##### GEKOZEN FRAGMENT #####

Ook op andere manieren zou nog gefraudeerd zijn: persoonlijke verzorging zou gedeclareerd zijn als (duurdere) verpleging en in twee gevallen zouden huishoudelijke hulpen van verdachten bekostigd zijn uit een PGB van een cliënt. De rechtbank zal al deze andere manieren van frauderen verder buiten beschouwing laten. Als er inderdaad ook op deze manieren gefraudeerd is, dan levert dat dezelfde misdrijven op als de hiervoor meer uitvoerig besproken manieren van frauderen.
En welke misdrijven levert dat dan op?
Concrete misdrijven
Zoals gezegd, werd er zorg gedeclareerd die nooit werd verleend. Om die zorg te kunnen declareren werden er op de diverse voor de declaratie en verantwoording benodigde formulieren meer uren ingevuld dan er in werkelijkheid gewerkt waren. Die formulieren werden dus valselijk opgemaakt. Wat er op stond, was immers niet waar. Deze formulieren werden vervolgens wel als waar, “als echt en onvervalst” gebruikt bij de declaratie. Dat levert valsheid in geschrift op.

##### VASTGELEGDE GEGEVENS #####

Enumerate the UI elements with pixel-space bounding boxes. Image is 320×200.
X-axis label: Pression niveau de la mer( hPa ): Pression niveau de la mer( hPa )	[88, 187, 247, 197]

#####

Welk misdrijf levert het gebruik van de valselijk opgemaakte formulieren bij de declaratie op volgens het fragment over zorgfraude? Het materiaal staat los van het fragment.

UITWERKING: Valsheid in geschrift.